Update the listing from its first line through the line containing "icon: small faucet" by replacing "dimension" with "measurement", and leave everything else unchanged.

-- Element location data --
........
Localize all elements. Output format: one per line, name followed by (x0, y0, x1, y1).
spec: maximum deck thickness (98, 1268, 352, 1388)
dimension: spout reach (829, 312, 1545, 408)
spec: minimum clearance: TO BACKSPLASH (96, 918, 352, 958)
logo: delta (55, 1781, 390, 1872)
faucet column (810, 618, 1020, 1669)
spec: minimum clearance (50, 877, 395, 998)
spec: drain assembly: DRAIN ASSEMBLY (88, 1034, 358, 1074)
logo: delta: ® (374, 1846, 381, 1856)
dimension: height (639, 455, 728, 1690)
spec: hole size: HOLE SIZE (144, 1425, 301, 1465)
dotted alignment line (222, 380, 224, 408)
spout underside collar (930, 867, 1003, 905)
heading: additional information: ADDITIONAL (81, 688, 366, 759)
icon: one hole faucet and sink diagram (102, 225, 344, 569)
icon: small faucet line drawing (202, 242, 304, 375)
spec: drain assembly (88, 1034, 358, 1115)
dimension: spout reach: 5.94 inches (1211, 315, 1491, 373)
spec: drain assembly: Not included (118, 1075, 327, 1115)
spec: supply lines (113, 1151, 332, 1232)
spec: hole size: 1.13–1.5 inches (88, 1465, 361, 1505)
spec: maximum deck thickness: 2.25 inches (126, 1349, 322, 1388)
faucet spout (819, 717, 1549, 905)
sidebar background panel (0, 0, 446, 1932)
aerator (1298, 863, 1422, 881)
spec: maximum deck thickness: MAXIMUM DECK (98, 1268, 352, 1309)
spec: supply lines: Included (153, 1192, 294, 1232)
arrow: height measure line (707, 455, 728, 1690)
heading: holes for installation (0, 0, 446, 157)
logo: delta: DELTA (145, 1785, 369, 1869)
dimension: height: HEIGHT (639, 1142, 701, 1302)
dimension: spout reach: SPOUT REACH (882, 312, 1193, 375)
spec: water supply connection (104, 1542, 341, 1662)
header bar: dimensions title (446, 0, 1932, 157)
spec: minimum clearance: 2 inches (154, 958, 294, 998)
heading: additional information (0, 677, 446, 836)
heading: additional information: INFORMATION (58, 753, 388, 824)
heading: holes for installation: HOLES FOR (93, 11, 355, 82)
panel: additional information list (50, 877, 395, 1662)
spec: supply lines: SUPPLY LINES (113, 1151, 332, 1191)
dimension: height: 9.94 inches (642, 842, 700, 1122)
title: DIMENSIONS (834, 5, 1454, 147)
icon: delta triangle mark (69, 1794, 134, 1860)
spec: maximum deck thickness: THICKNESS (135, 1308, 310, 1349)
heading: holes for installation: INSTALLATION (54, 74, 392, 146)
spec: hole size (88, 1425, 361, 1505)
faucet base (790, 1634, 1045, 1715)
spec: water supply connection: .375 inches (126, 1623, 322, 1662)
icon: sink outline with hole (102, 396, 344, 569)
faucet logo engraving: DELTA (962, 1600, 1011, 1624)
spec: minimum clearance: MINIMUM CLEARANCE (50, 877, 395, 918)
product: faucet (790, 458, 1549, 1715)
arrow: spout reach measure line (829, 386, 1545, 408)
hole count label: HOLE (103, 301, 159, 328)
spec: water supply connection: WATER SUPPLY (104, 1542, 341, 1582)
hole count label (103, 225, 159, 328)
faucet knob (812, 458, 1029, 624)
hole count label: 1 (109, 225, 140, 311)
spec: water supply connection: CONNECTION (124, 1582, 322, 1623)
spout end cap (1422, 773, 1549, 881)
........
-- CORRECT RESULT --
Localize all elements. Output format: one per line, name followed by (x0, y0, x1, y1).
spec: maximum deck thickness (98, 1268, 352, 1388)
measurement: spout reach (829, 312, 1545, 408)
spec: minimum clearance: TO BACKSPLASH (96, 918, 352, 958)
logo: delta (55, 1781, 390, 1872)
faucet column (810, 618, 1020, 1669)
spec: minimum clearance (50, 877, 395, 998)
spec: drain assembly: DRAIN ASSEMBLY (88, 1034, 358, 1074)
logo: delta: ® (374, 1846, 381, 1856)
measurement: height (639, 455, 728, 1690)
spec: hole size: HOLE SIZE (144, 1425, 301, 1465)
dotted alignment line (222, 380, 224, 408)
spout underside collar (930, 867, 1003, 905)
heading: additional information: ADDITIONAL (81, 688, 366, 759)
icon: one hole faucet and sink diagram (102, 225, 344, 569)
icon: small faucet line drawing (202, 242, 304, 375)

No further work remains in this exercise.